* [Exercise prompt]:
Find the lines that hold the word "xlabel" and return them.
———
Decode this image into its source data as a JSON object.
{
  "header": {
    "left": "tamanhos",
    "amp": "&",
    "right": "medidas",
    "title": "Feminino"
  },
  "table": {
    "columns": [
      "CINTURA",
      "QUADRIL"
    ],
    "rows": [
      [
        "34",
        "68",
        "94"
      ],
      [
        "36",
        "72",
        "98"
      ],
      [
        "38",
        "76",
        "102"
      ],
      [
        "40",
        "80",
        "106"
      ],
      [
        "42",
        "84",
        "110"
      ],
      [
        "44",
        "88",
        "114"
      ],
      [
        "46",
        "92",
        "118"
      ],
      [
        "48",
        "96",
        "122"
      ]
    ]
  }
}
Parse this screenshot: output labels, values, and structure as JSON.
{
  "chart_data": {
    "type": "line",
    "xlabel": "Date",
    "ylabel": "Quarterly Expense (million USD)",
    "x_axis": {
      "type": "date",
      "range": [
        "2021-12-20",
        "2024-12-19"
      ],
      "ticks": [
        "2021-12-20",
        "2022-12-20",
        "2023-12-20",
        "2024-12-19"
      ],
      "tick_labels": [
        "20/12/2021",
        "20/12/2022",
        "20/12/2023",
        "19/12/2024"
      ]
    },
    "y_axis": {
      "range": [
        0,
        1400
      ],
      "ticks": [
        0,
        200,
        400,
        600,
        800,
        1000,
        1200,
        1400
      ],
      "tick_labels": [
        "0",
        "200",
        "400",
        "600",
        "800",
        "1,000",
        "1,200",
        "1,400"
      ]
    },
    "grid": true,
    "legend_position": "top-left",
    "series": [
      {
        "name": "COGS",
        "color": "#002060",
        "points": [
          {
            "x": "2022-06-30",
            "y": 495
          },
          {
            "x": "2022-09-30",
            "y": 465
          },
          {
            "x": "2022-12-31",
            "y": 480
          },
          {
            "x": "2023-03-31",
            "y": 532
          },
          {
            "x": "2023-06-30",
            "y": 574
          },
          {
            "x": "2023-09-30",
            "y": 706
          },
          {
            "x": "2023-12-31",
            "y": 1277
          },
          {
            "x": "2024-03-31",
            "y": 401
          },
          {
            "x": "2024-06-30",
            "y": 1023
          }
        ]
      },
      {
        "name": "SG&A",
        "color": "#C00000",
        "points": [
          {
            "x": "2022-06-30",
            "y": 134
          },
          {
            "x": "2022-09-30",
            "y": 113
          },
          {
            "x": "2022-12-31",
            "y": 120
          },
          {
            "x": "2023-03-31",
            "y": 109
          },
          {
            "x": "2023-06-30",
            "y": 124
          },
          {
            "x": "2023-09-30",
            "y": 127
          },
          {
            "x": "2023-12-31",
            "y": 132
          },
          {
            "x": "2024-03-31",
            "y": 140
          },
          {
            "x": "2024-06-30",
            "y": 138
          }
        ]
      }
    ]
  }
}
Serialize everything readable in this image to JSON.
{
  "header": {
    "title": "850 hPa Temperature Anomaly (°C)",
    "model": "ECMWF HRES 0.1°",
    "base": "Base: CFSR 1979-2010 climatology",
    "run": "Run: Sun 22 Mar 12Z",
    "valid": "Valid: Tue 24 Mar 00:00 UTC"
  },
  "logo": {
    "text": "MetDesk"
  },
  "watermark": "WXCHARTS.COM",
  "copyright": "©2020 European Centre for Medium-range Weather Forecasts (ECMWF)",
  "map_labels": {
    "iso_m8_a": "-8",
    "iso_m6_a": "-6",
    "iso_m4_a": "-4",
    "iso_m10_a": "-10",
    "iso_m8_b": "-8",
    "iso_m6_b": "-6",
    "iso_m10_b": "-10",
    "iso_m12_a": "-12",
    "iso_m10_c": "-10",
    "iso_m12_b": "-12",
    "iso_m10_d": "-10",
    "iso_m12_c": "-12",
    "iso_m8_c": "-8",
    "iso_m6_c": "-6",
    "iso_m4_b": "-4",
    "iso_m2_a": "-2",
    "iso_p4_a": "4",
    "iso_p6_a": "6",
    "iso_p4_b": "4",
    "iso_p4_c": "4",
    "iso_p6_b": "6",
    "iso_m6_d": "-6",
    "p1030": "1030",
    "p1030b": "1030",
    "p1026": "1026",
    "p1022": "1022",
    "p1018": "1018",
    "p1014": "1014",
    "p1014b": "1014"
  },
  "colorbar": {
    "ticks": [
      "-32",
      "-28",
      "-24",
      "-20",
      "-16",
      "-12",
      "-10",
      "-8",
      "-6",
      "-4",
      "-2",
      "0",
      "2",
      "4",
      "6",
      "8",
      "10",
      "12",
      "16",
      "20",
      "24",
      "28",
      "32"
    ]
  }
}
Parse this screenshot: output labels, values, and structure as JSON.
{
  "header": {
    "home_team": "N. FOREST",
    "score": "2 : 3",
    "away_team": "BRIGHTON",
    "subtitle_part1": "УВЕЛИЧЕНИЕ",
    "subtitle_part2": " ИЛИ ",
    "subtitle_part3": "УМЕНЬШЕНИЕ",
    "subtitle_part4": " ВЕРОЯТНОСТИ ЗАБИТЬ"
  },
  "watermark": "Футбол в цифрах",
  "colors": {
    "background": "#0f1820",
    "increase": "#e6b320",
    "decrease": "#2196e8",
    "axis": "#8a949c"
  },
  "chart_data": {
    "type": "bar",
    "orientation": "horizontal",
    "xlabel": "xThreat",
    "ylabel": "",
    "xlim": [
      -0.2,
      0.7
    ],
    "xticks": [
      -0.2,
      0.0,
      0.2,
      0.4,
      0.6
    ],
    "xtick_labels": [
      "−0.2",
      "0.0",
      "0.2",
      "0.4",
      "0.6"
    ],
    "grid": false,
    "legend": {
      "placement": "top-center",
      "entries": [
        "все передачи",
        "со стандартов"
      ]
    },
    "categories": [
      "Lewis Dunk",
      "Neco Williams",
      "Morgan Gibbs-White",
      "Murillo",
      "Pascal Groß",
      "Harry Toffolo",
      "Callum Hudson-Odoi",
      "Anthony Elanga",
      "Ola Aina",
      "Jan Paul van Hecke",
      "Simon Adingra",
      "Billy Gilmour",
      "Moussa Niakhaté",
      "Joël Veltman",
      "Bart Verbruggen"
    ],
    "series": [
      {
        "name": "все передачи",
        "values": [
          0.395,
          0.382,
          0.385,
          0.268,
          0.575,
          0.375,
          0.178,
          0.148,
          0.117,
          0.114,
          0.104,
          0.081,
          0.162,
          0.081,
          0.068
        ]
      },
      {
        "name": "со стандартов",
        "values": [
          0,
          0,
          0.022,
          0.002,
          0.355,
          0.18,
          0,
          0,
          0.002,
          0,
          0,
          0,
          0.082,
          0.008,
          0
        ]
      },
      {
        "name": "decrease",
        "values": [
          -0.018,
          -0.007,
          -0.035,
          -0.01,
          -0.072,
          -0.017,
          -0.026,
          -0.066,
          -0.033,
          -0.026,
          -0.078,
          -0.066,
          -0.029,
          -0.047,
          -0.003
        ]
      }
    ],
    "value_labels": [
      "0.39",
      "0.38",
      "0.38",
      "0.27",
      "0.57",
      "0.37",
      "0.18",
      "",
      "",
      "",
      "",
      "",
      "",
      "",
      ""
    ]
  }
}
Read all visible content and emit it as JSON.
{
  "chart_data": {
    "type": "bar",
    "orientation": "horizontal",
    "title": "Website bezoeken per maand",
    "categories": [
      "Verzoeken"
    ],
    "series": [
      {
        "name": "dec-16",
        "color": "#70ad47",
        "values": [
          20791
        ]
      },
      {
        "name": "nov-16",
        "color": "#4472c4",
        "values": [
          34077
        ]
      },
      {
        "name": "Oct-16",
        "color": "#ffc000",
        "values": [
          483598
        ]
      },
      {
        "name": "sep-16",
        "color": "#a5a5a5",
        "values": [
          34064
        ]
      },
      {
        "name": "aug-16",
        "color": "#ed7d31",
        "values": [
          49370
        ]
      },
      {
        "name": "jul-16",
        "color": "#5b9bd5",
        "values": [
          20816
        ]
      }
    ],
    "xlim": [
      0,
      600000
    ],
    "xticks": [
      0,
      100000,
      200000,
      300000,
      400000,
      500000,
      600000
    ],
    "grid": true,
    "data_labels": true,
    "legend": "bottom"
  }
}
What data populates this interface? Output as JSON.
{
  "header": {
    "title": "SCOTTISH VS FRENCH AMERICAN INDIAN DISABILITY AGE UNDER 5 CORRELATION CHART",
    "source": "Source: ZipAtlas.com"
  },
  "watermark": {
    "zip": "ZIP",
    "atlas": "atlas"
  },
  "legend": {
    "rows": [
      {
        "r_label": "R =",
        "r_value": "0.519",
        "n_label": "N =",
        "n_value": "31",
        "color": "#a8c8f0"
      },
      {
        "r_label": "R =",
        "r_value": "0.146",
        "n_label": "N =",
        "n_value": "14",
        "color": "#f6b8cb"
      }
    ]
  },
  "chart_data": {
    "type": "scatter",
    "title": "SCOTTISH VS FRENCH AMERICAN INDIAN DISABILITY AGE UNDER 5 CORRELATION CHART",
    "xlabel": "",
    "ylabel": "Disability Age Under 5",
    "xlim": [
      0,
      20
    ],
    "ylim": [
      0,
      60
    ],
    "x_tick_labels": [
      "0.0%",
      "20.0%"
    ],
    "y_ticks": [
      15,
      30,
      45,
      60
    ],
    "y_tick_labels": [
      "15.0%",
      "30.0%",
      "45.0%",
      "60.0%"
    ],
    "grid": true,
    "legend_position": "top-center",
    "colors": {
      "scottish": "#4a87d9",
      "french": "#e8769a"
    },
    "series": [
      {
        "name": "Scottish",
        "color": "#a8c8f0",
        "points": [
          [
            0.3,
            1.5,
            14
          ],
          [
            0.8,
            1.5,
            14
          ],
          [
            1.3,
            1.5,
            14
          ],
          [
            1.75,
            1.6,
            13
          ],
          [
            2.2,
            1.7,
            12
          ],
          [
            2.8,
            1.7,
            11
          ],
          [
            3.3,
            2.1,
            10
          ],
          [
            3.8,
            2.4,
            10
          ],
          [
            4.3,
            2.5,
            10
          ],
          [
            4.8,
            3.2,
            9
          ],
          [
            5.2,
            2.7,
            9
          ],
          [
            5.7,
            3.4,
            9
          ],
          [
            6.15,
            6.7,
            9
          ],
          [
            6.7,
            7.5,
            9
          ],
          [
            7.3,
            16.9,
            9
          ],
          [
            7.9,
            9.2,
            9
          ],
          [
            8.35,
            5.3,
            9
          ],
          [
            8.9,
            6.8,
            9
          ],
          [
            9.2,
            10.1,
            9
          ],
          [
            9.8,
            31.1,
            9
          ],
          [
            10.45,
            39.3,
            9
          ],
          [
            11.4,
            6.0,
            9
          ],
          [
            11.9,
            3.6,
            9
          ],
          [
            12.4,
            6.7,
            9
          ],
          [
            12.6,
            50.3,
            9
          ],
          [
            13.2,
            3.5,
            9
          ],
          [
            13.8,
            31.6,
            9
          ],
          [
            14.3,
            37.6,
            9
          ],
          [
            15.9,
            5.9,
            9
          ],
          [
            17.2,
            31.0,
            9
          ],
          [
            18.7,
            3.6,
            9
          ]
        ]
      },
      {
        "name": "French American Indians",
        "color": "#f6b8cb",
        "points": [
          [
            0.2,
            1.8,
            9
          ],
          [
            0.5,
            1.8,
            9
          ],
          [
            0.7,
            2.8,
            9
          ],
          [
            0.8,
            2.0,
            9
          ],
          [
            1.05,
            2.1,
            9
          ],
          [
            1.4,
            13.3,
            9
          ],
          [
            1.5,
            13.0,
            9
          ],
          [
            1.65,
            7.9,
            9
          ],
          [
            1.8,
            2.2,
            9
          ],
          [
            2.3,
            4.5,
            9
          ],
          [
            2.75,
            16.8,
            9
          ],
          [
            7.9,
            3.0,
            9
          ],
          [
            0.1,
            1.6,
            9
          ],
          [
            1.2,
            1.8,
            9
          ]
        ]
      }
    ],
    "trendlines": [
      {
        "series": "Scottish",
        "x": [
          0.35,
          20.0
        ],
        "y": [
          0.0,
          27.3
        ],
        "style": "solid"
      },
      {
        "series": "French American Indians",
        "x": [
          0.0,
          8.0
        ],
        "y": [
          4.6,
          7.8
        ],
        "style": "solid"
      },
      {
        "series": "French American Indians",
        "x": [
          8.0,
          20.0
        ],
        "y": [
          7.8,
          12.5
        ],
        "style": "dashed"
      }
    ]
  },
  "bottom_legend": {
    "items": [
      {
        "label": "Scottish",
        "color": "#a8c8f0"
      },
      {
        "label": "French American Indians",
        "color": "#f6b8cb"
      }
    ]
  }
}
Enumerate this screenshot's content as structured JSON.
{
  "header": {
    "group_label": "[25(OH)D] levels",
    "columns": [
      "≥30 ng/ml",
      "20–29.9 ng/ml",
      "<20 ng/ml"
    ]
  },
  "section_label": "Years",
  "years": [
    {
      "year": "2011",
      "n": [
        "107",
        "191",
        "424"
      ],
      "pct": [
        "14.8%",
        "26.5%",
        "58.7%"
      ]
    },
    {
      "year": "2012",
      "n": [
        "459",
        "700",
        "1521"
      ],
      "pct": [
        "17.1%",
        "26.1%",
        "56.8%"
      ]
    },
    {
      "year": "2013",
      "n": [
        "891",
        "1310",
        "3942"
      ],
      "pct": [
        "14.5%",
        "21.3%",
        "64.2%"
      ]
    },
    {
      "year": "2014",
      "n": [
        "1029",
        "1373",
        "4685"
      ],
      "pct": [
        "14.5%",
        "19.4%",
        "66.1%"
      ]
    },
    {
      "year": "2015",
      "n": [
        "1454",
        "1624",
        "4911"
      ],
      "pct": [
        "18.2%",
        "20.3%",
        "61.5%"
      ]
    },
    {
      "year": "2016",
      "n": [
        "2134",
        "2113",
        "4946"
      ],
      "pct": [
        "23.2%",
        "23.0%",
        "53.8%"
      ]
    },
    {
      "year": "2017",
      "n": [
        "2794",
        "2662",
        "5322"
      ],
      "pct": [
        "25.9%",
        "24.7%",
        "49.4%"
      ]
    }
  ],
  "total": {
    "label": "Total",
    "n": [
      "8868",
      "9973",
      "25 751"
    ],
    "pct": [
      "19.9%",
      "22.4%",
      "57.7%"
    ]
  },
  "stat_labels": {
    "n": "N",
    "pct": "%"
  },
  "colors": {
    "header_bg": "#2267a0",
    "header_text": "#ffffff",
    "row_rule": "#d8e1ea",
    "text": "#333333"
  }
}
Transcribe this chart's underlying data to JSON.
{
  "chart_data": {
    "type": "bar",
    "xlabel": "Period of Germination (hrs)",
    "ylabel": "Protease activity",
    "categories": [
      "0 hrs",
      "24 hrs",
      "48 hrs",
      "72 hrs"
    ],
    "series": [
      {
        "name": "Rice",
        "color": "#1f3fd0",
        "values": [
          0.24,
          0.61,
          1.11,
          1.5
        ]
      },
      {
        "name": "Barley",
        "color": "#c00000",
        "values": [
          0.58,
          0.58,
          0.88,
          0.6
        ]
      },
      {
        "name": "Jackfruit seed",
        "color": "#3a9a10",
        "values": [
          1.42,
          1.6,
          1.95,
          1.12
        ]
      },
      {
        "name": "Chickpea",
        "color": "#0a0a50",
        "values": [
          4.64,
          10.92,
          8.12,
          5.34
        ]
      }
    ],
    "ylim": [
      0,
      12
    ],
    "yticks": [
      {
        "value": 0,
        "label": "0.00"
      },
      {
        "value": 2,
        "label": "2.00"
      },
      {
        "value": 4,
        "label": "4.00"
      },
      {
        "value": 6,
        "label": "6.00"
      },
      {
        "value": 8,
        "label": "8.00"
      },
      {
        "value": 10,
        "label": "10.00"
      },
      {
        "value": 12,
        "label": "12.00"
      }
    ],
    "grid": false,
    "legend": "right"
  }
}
———
* [Response below]:
    "xlabel": "Date",
    "xlabel": "xThreat",
    "xlabel": "",
    "xlabel": "Period of Germination (hrs)",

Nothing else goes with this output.